▸ TASK GOAL: Output every line of the material exactly, omitting images.

* * * * * * * * *

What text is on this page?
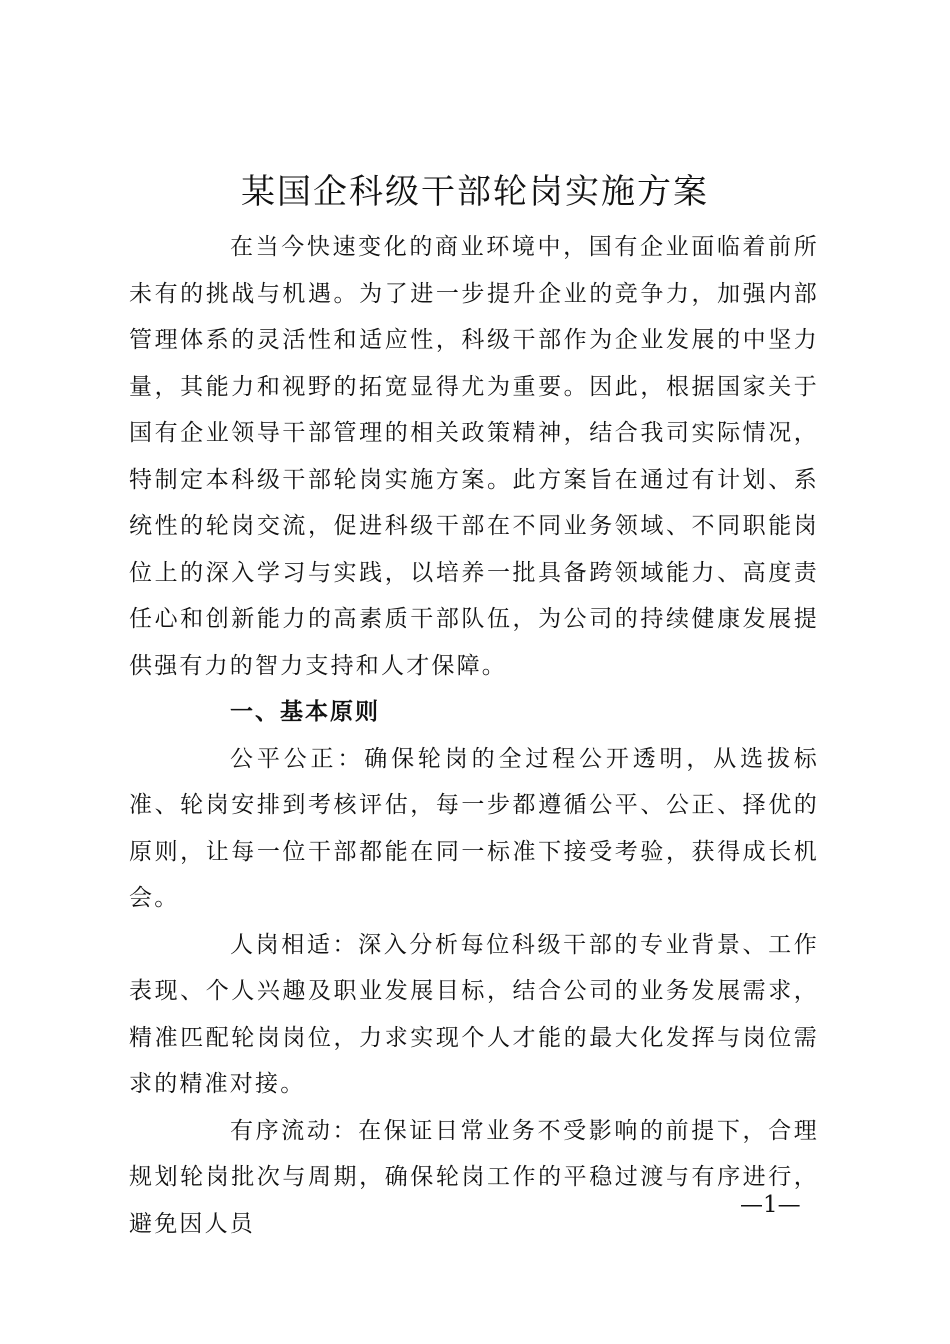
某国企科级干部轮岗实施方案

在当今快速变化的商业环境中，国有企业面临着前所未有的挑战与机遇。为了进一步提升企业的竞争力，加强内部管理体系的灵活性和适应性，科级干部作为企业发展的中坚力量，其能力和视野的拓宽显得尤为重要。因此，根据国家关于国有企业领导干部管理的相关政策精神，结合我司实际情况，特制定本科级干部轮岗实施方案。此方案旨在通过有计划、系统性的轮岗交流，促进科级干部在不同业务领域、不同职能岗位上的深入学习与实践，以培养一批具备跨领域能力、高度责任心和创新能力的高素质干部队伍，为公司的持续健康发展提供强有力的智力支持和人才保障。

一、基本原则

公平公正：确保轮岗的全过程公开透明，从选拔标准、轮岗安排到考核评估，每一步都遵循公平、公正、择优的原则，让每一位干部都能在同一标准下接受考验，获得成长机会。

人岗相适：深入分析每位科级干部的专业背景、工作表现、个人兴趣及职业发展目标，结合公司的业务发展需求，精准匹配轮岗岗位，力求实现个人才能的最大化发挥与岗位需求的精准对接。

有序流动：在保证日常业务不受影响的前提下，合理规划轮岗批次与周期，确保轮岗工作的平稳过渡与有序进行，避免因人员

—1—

* * * * * * * * *

▸ TASK ANSWER:
What text is on this page?
某国企科级干部轮岗实施方案

在当今快速变化的商业环境中，国有企业面临着前所未有的挑战与机遇。为了进一步提升企业的竞争力，加强内部管理体系的灵活性和适应性，科级干部作为企业发展的中坚力量，其能力和视野的拓宽显得尤为重要。因此，根据国家关于国有企业领导干部管理的相关政策精神，结合我司实际情况，特制定本科级干部轮岗实施方案。此方案旨在通过有计划、系统性的轮岗交流，促进科级干部在不同业务领域、不同职能岗位上的深入学习与实践，以培养一批具备跨领域能力、高度责任心和创新能力的高素质干部队伍，为公司的持续健康发展提供强有力的智力支持和人才保障。

一、基本原则

公平公正：确保轮岗的全过程公开透明，从选拔标准、轮岗安排到考核评估，每一步都遵循公平、公正、择优的原则，让每一位干部都能在同一标准下接受考验，获得成长机会。

人岗相适：深入分析每位科级干部的专业背景、工作表现、个人兴趣及职业发展目标，结合公司的业务发展需求，精准匹配轮岗岗位，力求实现个人才能的最大化发挥与岗位需求的精准对接。

有序流动：在保证日常业务不受影响的前提下，合理规划轮岗批次与周期，确保轮岗工作的平稳过渡与有序进行，避免因人员

—1—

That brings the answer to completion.